### Task statement
Lift out each line of the data that holds "their".
↓
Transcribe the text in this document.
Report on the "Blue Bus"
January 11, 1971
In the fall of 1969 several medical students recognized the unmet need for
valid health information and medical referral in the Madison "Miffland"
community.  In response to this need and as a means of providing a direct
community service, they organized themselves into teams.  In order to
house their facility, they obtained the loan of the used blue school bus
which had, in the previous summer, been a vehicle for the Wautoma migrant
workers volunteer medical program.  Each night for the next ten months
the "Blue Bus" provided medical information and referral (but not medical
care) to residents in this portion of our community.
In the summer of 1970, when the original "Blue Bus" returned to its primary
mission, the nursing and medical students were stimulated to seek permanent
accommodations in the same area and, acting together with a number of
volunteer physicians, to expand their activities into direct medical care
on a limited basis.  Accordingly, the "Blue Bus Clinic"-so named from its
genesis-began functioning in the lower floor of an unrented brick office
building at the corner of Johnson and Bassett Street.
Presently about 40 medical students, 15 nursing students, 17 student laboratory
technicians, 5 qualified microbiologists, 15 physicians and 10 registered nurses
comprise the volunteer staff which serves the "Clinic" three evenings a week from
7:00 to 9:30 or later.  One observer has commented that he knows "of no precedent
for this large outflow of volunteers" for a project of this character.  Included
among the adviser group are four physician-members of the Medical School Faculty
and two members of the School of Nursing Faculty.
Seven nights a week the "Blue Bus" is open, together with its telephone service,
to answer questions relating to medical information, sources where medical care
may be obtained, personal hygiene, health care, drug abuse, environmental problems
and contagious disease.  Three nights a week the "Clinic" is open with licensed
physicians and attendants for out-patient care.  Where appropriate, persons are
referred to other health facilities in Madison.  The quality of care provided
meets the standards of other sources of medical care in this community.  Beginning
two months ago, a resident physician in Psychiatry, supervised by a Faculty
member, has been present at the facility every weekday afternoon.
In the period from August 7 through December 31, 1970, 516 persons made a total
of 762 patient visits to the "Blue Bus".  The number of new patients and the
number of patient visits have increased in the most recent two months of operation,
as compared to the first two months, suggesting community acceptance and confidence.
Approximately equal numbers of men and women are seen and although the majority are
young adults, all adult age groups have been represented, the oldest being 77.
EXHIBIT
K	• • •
↑
### Worked solution
house their facility, they obtained the loan of the used blue school bus
volunteer physicians, to expand their activities into direct medical care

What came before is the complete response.